WRITTEN PROBLEM –
Arrange the rows below as a two-column Markdown table headed Number and Line, with one table row per line and no blank lines. Omit the pictures.

(Dataset entries)
--- Start ---

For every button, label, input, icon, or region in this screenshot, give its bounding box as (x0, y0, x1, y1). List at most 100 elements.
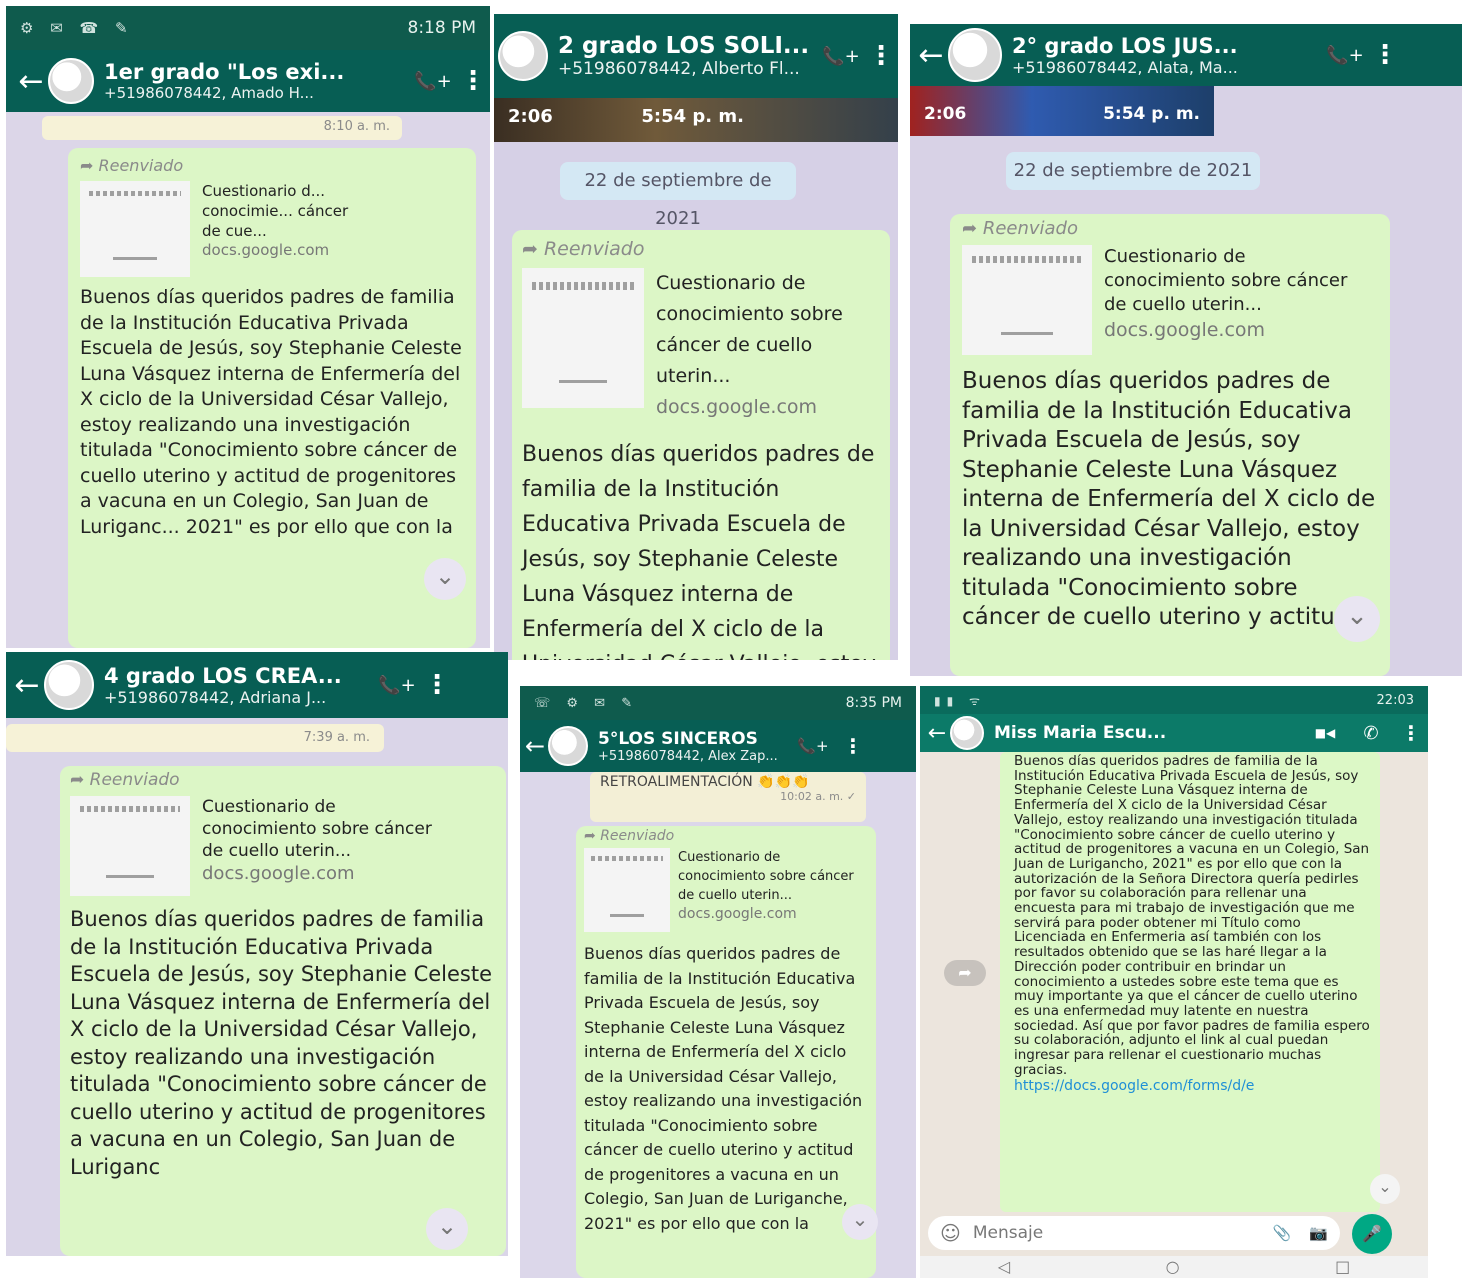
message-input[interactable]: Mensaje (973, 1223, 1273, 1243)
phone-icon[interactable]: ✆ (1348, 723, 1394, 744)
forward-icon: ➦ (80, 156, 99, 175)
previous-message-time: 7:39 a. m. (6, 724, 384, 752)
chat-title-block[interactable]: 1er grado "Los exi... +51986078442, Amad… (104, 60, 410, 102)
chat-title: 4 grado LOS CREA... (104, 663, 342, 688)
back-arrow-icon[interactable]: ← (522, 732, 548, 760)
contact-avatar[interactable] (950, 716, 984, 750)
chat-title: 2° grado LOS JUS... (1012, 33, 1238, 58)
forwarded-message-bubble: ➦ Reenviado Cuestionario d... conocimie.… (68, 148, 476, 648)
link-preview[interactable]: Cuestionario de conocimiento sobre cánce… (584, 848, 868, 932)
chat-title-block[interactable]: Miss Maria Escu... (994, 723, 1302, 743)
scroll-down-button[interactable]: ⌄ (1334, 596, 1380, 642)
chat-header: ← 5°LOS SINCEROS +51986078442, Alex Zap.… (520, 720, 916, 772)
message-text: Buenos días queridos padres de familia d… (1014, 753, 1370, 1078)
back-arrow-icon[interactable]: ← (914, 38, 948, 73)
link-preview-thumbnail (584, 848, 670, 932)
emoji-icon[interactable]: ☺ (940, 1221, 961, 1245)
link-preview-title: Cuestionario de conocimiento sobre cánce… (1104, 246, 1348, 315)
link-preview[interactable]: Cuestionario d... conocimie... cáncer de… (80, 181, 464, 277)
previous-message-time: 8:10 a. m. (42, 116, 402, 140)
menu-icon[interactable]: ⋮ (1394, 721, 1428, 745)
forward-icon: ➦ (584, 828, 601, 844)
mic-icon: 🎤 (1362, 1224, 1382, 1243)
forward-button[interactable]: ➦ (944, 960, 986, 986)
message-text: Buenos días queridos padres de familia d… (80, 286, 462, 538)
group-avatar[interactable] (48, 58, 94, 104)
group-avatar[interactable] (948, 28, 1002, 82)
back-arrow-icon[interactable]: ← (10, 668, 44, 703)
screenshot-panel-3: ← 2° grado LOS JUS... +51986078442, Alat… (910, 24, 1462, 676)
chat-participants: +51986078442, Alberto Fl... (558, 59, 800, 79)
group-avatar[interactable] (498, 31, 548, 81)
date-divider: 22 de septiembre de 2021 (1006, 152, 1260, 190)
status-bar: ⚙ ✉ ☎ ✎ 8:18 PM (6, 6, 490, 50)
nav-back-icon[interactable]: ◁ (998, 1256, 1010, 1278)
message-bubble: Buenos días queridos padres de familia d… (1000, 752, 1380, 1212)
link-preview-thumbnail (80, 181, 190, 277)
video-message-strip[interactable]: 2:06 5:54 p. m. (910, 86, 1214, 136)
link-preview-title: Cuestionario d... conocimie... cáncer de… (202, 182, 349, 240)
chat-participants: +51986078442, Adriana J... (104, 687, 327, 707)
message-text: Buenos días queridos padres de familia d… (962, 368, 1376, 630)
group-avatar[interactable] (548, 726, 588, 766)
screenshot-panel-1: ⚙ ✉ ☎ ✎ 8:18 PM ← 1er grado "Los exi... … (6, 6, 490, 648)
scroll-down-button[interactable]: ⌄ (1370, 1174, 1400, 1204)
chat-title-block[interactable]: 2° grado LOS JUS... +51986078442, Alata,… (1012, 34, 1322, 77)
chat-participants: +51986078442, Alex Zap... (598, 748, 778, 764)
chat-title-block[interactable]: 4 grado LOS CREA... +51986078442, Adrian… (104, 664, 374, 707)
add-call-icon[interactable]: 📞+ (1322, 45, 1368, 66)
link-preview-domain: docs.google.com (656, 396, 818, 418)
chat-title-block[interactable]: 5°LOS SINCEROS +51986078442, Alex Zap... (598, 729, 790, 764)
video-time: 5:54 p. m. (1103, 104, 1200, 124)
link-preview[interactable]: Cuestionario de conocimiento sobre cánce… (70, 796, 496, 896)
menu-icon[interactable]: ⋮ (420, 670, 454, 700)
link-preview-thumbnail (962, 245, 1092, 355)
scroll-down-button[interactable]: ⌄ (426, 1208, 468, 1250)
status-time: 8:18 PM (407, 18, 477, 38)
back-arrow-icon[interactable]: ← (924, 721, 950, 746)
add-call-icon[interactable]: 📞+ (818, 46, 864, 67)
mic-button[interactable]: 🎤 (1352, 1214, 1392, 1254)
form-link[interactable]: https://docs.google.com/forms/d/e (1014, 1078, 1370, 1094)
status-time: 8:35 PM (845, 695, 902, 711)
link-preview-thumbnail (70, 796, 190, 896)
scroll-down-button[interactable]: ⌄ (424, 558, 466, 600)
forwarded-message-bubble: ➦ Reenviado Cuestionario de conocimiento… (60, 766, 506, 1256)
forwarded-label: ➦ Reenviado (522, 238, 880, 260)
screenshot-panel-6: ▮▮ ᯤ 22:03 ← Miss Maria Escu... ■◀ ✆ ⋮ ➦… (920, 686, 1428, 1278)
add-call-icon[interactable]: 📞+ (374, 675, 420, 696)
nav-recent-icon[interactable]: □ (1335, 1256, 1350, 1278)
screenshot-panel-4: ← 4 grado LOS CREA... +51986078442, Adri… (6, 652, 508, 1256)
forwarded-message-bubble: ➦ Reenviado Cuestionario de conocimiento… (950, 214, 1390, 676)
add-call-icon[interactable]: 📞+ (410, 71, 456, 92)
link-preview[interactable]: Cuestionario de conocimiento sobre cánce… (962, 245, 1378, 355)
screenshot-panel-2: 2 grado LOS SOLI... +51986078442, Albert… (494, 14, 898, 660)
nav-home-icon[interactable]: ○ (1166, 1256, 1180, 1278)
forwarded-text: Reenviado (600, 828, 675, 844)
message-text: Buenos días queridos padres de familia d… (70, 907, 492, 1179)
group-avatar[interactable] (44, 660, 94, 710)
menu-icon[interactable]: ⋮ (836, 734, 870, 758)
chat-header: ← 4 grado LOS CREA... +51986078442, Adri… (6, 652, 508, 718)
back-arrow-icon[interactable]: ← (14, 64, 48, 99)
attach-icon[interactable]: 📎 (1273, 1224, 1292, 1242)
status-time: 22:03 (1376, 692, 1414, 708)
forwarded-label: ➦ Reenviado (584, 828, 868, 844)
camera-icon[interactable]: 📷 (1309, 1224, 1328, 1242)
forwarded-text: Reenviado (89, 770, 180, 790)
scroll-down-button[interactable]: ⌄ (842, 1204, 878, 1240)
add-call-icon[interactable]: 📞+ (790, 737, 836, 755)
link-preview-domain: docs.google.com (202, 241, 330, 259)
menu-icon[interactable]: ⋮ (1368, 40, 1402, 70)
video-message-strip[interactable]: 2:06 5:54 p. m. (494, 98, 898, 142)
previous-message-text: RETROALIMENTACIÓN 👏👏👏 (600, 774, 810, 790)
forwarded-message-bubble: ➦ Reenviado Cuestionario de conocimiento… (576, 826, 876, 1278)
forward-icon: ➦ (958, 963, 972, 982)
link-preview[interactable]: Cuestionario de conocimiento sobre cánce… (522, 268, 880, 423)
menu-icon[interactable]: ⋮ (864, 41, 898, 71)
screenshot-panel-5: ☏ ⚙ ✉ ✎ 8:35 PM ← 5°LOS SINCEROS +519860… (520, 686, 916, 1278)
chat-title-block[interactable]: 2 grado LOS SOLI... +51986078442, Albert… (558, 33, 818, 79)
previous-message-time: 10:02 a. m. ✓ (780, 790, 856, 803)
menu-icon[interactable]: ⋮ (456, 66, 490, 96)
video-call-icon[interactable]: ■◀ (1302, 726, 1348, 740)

--- End ---

FINISHED EXERCISE –
| Number | Line |
|---|---|
| 1 | For every button, label, input, icon, or region in this screenshot, give its bounding box as (x0, y0, x1, y1). List at most 100 elements. |
| 2 | message-input[interactable]: Mensaje (973, 1223, 1273, 1243) |
| 3 | phone-icon[interactable]: ✆ (1348, 723, 1394, 744) |
| 4 | forward-icon: ➦ (80, 156, 99, 175) |
| 5 | previous-message-time: 7:39 a. m. (6, 724, 384, 752) |
| 6 | chat-title-block[interactable]: 1er grado "Los exi... +51986078442, Amad… (104, 60, 410, 102) |
| 7 | chat-title: 4 grado LOS CREA... (104, 663, 342, 688) |
| 8 | back-arrow-icon[interactable]: ← (522, 732, 548, 760) |
| 9 | contact-avatar[interactable] (950, 716, 984, 750) |
| 10 | chat-title: 2° grado LOS JUS... (1012, 33, 1238, 58) |
| 11 | forwarded-message-bubble: ➦ Reenviado Cuestionario d... conocimie.… (68, 148, 476, 648) |
| 12 | link-preview[interactable]: Cuestionario de conocimiento sobre cánce… (584, 848, 868, 932) |
| 13 | chat-title-block[interactable]: Miss Maria Escu... (994, 723, 1302, 743) |
| 14 | scroll-down-button[interactable]: ⌄ (1334, 596, 1380, 642) |
| 15 | chat-header: ← 5°LOS SINCEROS +51986078442, Alex Zap.… (520, 720, 916, 772) |
| 16 | message-text: Buenos días queridos padres de familia d… (1014, 753, 1370, 1078) |
| 17 | back-arrow-icon[interactable]: ← (914, 38, 948, 73) |
| 18 | link-preview-thumbnail (584, 848, 670, 932) |
| 19 | emoji-icon[interactable]: ☺ (940, 1221, 961, 1245) |
| 20 | link-preview-title: Cuestionario de conocimiento sobre cánce… (1104, 246, 1348, 315) |
| 21 | link-preview[interactable]: Cuestionario d... conocimie... cáncer de… (80, 181, 464, 277) |
| 22 | previous-message-time: 8:10 a. m. (42, 116, 402, 140) |
| 23 | menu-icon[interactable]: ⋮ (1394, 721, 1428, 745) |
| 24 | forward-icon: ➦ (584, 828, 601, 844) |
| 25 | mic-icon: 🎤 (1362, 1224, 1382, 1243) |
| 26 | forward-button[interactable]: ➦ (944, 960, 986, 986) |
| 27 | message-text: Buenos días queridos padres de familia d… (80, 286, 462, 538) |
| 28 | group-avatar[interactable] (48, 58, 94, 104) |
| 29 | group-avatar[interactable] (948, 28, 1002, 82) |
| 30 | back-arrow-icon[interactable]: ← (10, 668, 44, 703) |
| 31 | screenshot-panel-3: ← 2° grado LOS JUS... +51986078442, Alat… (910, 24, 1462, 676) |
| 32 | chat-participants: +51986078442, Alberto Fl... (558, 59, 800, 79) |
| 33 | group-avatar[interactable] (498, 31, 548, 81) |
| 34 | date-divider: 22 de septiembre de 2021 (1006, 152, 1260, 190) |
| 35 | status-bar: ⚙ ✉ ☎ ✎ 8:18 PM (6, 6, 490, 50) |
| 36 | nav-back-icon[interactable]: ◁ (998, 1256, 1010, 1278) |
| 37 | message-bubble: Buenos días queridos padres de familia d… (1000, 752, 1380, 1212) |
| 38 | link-preview-thumbnail (80, 181, 190, 277) |
| 39 | video-message-strip[interactable]: 2:06 5:54 p. m. (910, 86, 1214, 136) |
| 40 | link-preview-title: Cuestionario d... conocimie... cáncer de… (202, 182, 349, 240) |
| 41 | chat-participants: +51986078442, Adriana J... (104, 687, 327, 707) |
| 42 | message-text: Buenos días queridos padres de familia d… (962, 368, 1376, 630) |
| 43 | group-avatar[interactable] (548, 726, 588, 766) |
| 44 | screenshot-panel-1: ⚙ ✉ ☎ ✎ 8:18 PM ← 1er grado "Los exi... … (6, 6, 490, 648) |
| 45 | scroll-down-button[interactable]: ⌄ (1370, 1174, 1400, 1204) |
| 46 | chat-title-block[interactable]: 2° grado LOS JUS... +51986078442, Alata,… (1012, 34, 1322, 77) |
| 47 | chat-participants: +51986078442, Alex Zap... (598, 748, 778, 764) |
| 48 | chat-title-block[interactable]: 4 grado LOS CREA... +51986078442, Adrian… (104, 664, 374, 707) |
| 49 | add-call-icon[interactable]: 📞+ (1322, 45, 1368, 66) |
| 50 | link-preview-domain: docs.google.com (656, 396, 818, 418) |
| 51 | chat-title-block[interactable]: 5°LOS SINCEROS +51986078442, Alex Zap... (598, 729, 790, 764) |
| 52 | video-time: 5:54 p. m. (1103, 104, 1200, 124) |
| 53 | link-preview[interactable]: Cuestionario de conocimiento sobre cánce… (70, 796, 496, 896) |
| 54 | menu-icon[interactable]: ⋮ (420, 670, 454, 700) |
| 55 | link-preview-thumbnail (962, 245, 1092, 355) |
| 56 | scroll-down-button[interactable]: ⌄ (426, 1208, 468, 1250) |
| 57 | status-time: 8:18 PM (407, 18, 477, 38) |
| 58 | back-arrow-icon[interactable]: ← (924, 721, 950, 746) |
| 59 | add-call-icon[interactable]: 📞+ (818, 46, 864, 67) |
| 60 | mic-button[interactable]: 🎤 (1352, 1214, 1392, 1254) |
| 61 | form-link[interactable]: https://docs.google.com/forms/d/e (1014, 1078, 1370, 1094) |
| 62 | status-time: 8:35 PM (845, 695, 902, 711) |
| 63 | link-preview-thumbnail (70, 796, 190, 896) |
| 64 | scroll-down-button[interactable]: ⌄ (424, 558, 466, 600) |
| 65 | forwarded-message-bubble: ➦ Reenviado Cuestionario de conocimiento… (60, 766, 506, 1256) |
| 66 | forwarded-label: ➦ Reenviado (522, 238, 880, 260) |
| 67 | screenshot-panel-6: ▮▮ ᯤ 22:03 ← Miss Maria Escu... ■◀ ✆ ⋮ ➦… (920, 686, 1428, 1278) |
| 68 | add-call-icon[interactable]: 📞+ (374, 675, 420, 696) |
| 69 | nav-recent-icon[interactable]: □ (1335, 1256, 1350, 1278) |
| 70 | screenshot-panel-4: ← 4 grado LOS CREA... +51986078442, Adri… (6, 652, 508, 1256) |
| 71 | forwarded-message-bubble: ➦ Reenviado Cuestionario de conocimiento… (950, 214, 1390, 676) |
| 72 | add-call-icon[interactable]: 📞+ (410, 71, 456, 92) |
| 73 | link-preview[interactable]: Cuestionario de conocimiento sobre cánce… (962, 245, 1378, 355) |
| 74 | screenshot-panel-2: 2 grado LOS SOLI... +51986078442, Albert… (494, 14, 898, 660) |
| 75 | nav-home-icon[interactable]: ○ (1166, 1256, 1180, 1278) |
| 76 | forwarded-text: Reenviado (600, 828, 675, 844) |
| 77 | message-text: Buenos días queridos padres de familia d… (70, 907, 492, 1179) |
| 78 | group-avatar[interactable] (44, 660, 94, 710) |
| 79 | menu-icon[interactable]: ⋮ (836, 734, 870, 758) |
| 80 | chat-header: ← 4 grado LOS CREA... +51986078442, Adri… (6, 652, 508, 718) |
| 81 | back-arrow-icon[interactable]: ← (14, 64, 48, 99) |
| 82 | attach-icon[interactable]: 📎 (1273, 1224, 1292, 1242) |
| 83 | status-time: 22:03 (1376, 692, 1414, 708) |
| 84 | forwarded-label: ➦ Reenviado (584, 828, 868, 844) |
| 85 | camera-icon[interactable]: 📷 (1309, 1224, 1328, 1242) |
| 86 | forwarded-text: Reenviado (89, 770, 180, 790) |
| 87 | scroll-down-button[interactable]: ⌄ (842, 1204, 878, 1240) |
| 88 | add-call-icon[interactable]: 📞+ (790, 737, 836, 755) |
| 89 | link-preview-domain: docs.google.com (202, 241, 330, 259) |
| 90 | menu-icon[interactable]: ⋮ (1368, 40, 1402, 70) |
| 91 | video-message-strip[interactable]: 2:06 5:54 p. m. (494, 98, 898, 142) |
| 92 | previous-message-text: RETROALIMENTACIÓN 👏👏👏 (600, 774, 810, 790) |
| 93 | forwarded-message-bubble: ➦ Reenviado Cuestionario de conocimiento… (576, 826, 876, 1278) |
| 94 | forward-icon: ➦ (958, 963, 972, 982) |
| 95 | link-preview[interactable]: Cuestionario de conocimiento sobre cánce… (522, 268, 880, 423) |
| 96 | menu-icon[interactable]: ⋮ (864, 41, 898, 71) |
| 97 | screenshot-panel-5: ☏ ⚙ ✉ ✎ 8:35 PM ← 5°LOS SINCEROS +519860… (520, 686, 916, 1278) |
| 98 | chat-title-block[interactable]: 2 grado LOS SOLI... +51986078442, Albert… (558, 33, 818, 79) |
| 99 | previous-message-time: 10:02 a. m. ✓ (780, 790, 856, 803) |
| 100 | menu-icon[interactable]: ⋮ (456, 66, 490, 96) |
| 101 | video-call-icon[interactable]: ■◀ (1302, 726, 1348, 740) |